Stored data:
┌────────

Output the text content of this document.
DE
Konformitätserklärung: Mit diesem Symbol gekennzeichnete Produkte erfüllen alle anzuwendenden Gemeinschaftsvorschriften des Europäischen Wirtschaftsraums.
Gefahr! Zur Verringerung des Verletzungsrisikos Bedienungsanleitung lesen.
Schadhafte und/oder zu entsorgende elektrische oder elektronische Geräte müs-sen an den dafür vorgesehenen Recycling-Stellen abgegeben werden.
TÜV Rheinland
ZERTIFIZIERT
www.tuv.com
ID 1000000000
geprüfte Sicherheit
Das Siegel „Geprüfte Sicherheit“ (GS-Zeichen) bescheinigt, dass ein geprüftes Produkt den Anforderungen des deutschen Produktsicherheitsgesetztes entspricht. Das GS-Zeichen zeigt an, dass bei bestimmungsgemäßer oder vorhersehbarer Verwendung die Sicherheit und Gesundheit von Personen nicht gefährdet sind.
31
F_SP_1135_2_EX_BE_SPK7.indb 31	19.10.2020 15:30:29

└────────

WHAT IS ASKED
Without leaving anything out, quote all the data.

EXERCISE RESULT
Output the text content of this document.
DE
Konformitätserklärung: Mit diesem Symbol gekennzeichnete Produkte erfüllen alle anzuwendenden Gemeinschaftsvorschriften des Europäischen Wirtschaftsraums.
Gefahr! Zur Verringerung des Verletzungsrisikos Bedienungsanleitung lesen.
Schadhafte und/oder zu entsorgende elektrische oder elektronische Geräte müs-sen an den dafür vorgesehenen Recycling-Stellen abgegeben werden.
TÜV Rheinland
ZERTIFIZIERT
www.tuv.com
ID 1000000000
geprüfte Sicherheit
Das Siegel „Geprüfte Sicherheit“ (GS-Zeichen) bescheinigt, dass ein geprüftes Produkt den Anforderungen des deutschen Produktsicherheitsgesetztes entspricht. Das GS-Zeichen zeigt an, dass bei bestimmungsgemäßer oder vorhersehbarer Verwendung die Sicherheit und Gesundheit von Personen nicht gefährdet sind.
31
F_SP_1135_2_EX_BE_SPK7.indb 31	19.10.2020 15:30:29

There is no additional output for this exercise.